— Challenge —
Omit all pictures. Quote only the lines from the one with "Output a JSON" through the end of the material below.

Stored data

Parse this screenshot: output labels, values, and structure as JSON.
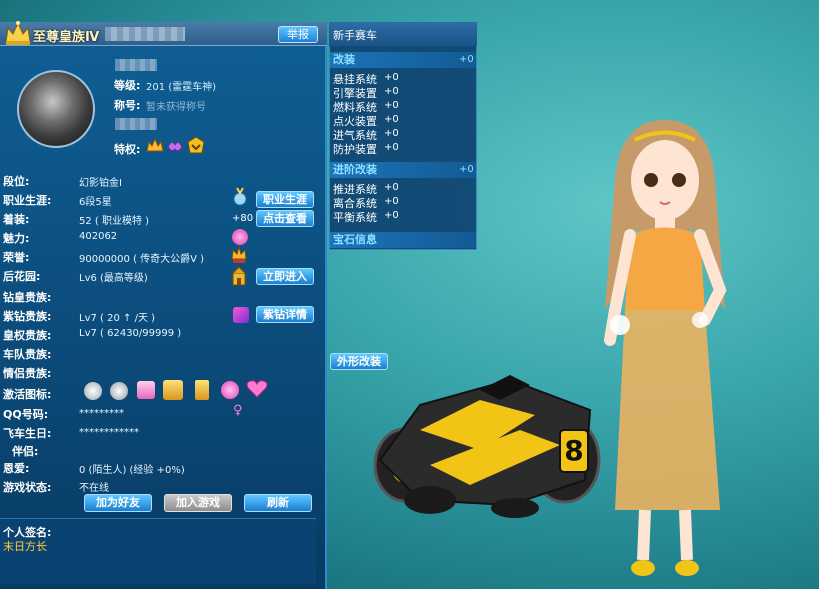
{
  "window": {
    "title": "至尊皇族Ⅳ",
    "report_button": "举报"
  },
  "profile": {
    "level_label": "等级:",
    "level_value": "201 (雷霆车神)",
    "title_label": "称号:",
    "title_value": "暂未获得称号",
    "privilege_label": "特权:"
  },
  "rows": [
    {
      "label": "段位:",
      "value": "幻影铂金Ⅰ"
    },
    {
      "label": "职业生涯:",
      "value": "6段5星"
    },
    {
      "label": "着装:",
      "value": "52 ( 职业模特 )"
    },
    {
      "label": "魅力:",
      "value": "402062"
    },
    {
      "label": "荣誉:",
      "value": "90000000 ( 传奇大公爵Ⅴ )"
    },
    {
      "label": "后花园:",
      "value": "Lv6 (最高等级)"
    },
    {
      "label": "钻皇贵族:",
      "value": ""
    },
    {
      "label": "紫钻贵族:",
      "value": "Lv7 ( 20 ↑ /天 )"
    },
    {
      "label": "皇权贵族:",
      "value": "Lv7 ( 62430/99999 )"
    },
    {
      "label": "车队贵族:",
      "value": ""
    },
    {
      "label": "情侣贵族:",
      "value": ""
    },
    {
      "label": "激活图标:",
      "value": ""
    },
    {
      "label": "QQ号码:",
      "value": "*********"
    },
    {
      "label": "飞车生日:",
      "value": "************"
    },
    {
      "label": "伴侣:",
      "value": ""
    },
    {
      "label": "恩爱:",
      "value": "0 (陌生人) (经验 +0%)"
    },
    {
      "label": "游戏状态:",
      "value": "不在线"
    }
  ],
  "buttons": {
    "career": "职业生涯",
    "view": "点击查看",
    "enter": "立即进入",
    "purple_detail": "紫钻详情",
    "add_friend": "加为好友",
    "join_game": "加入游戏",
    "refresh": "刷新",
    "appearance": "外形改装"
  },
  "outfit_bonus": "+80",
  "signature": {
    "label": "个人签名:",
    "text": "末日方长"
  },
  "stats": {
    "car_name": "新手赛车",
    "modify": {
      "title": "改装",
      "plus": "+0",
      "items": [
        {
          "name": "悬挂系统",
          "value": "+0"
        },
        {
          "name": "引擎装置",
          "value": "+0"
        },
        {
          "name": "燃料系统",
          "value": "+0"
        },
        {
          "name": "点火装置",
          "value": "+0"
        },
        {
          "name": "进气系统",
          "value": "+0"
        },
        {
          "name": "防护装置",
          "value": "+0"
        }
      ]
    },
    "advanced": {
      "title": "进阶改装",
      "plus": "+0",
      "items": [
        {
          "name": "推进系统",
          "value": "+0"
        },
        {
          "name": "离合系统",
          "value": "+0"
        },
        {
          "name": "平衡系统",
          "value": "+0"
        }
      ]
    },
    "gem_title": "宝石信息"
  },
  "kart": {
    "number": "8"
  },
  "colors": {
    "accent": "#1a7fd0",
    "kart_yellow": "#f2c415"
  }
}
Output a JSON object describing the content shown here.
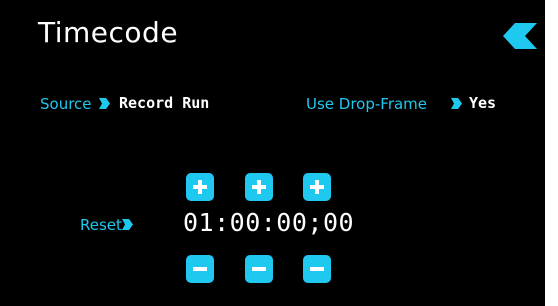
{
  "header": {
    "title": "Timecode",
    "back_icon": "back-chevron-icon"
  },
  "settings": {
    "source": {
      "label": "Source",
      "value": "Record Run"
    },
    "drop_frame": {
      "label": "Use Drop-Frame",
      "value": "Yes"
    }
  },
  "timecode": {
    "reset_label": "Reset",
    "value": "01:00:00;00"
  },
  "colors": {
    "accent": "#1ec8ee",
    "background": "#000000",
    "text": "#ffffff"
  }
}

— Output of the exercise —
Output a JSON object describing the content shown here.
{
  "header": {
    "title": "Timecode",
    "back_icon": "back-chevron-icon"
  },
  "settings": {
    "source": {
      "label": "Source",
      "value": "Record Run"
    },
    "drop_frame": {
      "label": "Use Drop-Frame",
      "value": "Yes"
    }
  },
  "timecode": {
    "reset_label": "Reset",
    "value": "01:00:00;00"
  },
  "colors": {
    "accent": "#1ec8ee",
    "background": "#000000",
    "text": "#ffffff"
  }
}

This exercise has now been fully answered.